*TEXTO DADO*.
Quiero que el mundo entienda que nuestros hijos, con sus diferencias, aportan a la sociedad de maneras profundas y transformadoras, que no pueden ser limitadas por indicadores económicos ni por resultados inmediatos. Invertir en ellos no significa obtener una retribución a corto plazo, sino reconocer que su valor trasciende cualquier fórmula matemática o evaluación rápida de éxito.

Cuando invertimos en el desarrollo de nuestros hijos con diversidad funcional, estamos invirtiendo en una humanidad más compasiva, en una sociedad que aprende a apreciar la diversidad como una fortaleza, no como una barrera. Al apoyar su desarrollo, estamos desafiando las estructuras tradicionales que solo valoran lo que puede ser medido en términos tangibles. En lugar de enfocarnos en las limitaciones que otros puedan ver, nosotros nos concentramos en su capacidad para transformar corazones, para generar empatía y para recordarnos la esencia de lo que significa ser humanos.

*INFORMACIÓN MOSTRADA*.

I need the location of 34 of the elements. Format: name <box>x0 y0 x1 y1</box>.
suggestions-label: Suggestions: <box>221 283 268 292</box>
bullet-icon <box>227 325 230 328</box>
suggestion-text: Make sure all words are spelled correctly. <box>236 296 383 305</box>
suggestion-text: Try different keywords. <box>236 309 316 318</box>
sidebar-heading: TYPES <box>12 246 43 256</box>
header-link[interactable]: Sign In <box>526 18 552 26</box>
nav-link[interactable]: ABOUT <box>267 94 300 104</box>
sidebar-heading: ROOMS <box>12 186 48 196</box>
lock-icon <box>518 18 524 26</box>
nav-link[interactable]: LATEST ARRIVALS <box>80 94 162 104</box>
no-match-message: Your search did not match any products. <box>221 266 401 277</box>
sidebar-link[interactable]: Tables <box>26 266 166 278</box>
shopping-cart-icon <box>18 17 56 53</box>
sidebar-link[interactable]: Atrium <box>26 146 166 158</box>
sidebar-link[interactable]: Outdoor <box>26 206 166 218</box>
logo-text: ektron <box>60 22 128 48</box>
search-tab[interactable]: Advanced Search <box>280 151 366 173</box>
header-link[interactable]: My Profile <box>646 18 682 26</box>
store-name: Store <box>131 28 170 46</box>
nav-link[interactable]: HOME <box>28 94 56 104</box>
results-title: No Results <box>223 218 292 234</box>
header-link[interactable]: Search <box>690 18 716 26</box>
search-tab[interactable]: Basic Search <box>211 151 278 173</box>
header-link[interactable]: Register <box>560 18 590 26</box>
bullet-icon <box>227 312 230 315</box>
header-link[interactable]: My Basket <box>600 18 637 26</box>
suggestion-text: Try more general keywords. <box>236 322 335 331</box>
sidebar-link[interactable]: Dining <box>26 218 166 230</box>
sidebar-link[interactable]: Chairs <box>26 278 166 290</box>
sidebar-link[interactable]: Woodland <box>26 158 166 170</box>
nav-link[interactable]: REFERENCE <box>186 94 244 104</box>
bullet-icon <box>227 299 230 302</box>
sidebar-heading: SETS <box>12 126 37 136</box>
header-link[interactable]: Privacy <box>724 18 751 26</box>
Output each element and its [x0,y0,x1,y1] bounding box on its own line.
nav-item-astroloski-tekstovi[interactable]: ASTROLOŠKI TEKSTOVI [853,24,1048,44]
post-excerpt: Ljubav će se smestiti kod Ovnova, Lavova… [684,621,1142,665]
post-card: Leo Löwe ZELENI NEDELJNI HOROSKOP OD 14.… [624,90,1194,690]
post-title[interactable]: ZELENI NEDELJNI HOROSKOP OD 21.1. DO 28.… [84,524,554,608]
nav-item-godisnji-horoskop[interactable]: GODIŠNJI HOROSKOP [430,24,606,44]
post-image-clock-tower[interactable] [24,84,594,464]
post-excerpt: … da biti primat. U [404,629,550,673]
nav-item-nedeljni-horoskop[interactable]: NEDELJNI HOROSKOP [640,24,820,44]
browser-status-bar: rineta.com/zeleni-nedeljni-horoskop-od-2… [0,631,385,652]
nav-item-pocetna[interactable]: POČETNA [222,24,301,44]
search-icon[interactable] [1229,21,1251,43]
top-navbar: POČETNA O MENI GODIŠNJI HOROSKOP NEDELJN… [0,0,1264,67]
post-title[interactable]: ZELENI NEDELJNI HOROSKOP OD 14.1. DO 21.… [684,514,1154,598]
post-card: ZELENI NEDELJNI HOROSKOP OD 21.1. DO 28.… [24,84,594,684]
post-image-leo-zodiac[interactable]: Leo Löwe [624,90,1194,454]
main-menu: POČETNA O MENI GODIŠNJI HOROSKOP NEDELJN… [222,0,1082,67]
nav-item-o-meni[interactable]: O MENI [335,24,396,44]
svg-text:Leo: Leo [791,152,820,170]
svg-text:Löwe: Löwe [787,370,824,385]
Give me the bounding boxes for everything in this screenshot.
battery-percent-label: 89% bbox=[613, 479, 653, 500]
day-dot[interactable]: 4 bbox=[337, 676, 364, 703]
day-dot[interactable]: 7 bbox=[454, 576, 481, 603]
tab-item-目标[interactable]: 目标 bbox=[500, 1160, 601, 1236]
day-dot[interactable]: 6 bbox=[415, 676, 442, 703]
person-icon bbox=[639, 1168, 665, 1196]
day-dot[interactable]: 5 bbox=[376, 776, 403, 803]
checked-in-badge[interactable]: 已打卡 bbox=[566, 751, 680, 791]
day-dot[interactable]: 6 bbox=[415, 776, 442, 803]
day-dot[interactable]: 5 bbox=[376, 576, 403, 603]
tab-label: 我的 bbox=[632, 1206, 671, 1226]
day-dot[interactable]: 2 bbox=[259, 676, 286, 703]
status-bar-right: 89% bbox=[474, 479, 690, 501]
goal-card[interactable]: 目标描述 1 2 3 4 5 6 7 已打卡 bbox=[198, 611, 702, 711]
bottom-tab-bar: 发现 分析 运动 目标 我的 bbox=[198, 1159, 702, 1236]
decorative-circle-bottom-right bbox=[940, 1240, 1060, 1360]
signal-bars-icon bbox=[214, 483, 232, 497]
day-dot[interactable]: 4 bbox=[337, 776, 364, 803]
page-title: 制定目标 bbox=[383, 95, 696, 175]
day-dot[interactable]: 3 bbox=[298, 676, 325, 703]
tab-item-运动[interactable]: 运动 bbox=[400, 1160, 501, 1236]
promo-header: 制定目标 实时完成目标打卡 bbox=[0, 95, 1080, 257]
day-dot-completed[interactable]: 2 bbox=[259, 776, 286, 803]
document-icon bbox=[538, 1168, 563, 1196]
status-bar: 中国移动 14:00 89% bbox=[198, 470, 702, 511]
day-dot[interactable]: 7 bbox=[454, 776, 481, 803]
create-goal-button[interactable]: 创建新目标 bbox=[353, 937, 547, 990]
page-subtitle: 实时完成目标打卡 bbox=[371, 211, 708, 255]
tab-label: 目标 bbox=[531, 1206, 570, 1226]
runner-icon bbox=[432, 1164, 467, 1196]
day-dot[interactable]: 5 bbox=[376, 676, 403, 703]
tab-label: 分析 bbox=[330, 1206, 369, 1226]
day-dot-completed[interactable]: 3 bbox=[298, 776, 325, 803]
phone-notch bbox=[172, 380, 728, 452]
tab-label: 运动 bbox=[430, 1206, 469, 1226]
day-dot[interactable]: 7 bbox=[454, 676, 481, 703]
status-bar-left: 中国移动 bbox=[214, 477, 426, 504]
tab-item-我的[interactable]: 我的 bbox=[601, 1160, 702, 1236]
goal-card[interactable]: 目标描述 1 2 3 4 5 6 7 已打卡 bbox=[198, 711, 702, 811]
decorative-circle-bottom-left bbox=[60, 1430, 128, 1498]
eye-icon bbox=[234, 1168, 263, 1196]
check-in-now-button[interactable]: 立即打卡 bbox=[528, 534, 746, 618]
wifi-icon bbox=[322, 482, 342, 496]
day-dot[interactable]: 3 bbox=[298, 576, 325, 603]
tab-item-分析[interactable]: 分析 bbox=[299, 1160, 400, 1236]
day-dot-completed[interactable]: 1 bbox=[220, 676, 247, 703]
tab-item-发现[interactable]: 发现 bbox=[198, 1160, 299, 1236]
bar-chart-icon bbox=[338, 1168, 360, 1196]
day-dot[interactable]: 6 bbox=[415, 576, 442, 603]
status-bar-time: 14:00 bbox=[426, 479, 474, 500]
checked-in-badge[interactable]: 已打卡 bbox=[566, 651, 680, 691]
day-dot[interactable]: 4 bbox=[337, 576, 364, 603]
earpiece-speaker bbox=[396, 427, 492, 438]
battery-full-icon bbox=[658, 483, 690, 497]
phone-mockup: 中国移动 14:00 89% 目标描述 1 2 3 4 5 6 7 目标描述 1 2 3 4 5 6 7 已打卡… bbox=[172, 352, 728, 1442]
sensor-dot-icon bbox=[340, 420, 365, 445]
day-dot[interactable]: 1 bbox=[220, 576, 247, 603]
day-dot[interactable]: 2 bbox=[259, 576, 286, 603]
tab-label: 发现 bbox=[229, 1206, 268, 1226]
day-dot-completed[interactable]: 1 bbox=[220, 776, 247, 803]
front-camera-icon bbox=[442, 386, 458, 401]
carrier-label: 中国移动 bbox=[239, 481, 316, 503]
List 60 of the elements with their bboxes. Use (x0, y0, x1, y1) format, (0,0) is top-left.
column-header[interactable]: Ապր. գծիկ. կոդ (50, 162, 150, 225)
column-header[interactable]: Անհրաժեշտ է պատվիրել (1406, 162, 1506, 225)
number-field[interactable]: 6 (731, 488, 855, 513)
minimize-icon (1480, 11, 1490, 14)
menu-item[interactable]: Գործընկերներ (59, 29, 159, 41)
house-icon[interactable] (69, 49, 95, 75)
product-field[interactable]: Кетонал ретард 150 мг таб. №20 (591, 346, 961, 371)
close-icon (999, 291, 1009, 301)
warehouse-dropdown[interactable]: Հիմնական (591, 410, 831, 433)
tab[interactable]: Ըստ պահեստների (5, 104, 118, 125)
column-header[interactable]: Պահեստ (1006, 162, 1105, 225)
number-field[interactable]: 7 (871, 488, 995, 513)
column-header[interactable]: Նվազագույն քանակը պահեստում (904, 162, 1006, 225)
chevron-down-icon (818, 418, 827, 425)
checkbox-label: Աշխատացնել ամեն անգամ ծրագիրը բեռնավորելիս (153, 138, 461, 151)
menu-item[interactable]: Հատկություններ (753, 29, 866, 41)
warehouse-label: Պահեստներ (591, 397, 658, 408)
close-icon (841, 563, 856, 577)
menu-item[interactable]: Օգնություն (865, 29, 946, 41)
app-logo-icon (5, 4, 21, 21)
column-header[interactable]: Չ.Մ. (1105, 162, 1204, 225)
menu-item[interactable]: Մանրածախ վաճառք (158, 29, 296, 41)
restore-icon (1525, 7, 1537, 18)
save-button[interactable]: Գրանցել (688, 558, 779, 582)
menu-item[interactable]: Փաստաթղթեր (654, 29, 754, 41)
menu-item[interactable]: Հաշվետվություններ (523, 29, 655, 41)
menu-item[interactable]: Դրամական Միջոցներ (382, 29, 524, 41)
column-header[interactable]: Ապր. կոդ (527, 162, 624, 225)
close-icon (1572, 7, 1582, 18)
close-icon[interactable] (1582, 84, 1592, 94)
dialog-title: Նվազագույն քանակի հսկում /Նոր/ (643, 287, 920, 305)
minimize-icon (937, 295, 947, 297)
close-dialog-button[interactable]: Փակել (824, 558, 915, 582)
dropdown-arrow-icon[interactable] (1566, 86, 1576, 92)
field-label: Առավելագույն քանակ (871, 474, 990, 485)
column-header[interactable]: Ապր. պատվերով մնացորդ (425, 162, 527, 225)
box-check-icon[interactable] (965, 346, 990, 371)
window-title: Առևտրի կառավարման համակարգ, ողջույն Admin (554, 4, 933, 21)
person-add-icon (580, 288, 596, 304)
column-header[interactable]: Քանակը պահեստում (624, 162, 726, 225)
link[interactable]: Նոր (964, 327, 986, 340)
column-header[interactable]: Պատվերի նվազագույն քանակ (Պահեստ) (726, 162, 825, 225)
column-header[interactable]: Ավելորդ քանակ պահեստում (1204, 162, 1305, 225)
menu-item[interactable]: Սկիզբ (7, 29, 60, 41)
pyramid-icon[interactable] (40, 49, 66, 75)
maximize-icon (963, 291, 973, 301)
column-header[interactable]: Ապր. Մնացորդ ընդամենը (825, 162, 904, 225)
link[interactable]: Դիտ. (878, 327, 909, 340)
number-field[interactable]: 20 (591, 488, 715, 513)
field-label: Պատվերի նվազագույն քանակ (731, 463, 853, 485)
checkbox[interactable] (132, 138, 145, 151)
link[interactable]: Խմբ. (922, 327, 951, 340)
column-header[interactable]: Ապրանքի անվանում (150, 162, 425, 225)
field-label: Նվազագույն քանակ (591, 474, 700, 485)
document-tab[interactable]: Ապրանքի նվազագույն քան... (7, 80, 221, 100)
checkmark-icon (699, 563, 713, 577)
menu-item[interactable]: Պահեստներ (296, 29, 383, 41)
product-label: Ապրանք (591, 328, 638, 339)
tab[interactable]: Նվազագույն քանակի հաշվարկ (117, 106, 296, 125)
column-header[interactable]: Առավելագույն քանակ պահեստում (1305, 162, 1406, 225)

*TAREA SOLICITADA A*. Resume el texto dado en dos oraciones.
*TAREA SOLICITADA B*. Enumera, por favor, las capacidades de los hijos en las que el texto dado dice que se concentran.
*TAREA SOLICITADA C*. Cita del texto dado el fragmento que empieza con "Cuando invertimos en" y sigue hasta "significa ser humanos.".

*RESPUESTA A*. Los hijos con diversidad funcional aportan a la sociedad de maneras profundas y transformadoras que no pueden limitarse a indicadores económicos ni a resultados inmediatos, así que invertir en ellos no busca una retribución a corto plazo. Apoyar su desarrollo es invertir en una humanidad más compasiva que aprecia la diversidad como una fortaleza y desafiar las estructuras que solo valoran lo que puede medirse en términos tangibles.

*RESPUESTA B*.
- Transformar corazones
- Generar empatía
- Recordarnos la esencia de lo que significa ser humanos

*RESPUESTA C*.
Cuando invertimos en el desarrollo de nuestros hijos con diversidad funcional, estamos invirtiendo en una humanidad más compasiva, en una sociedad que aprende a apreciar la diversidad como una fortaleza, no como una barrera. Al apoyar su desarrollo, estamos desafiando las estructuras tradicionales que solo valoran lo que puede ser medido en términos tangibles. En lugar de enfocarnos en las limitaciones que otros puedan ver, nosotros nos concentramos en su capacidad para transformar corazones, para generar empatía y para recordarnos la esencia de lo que significa ser humanos.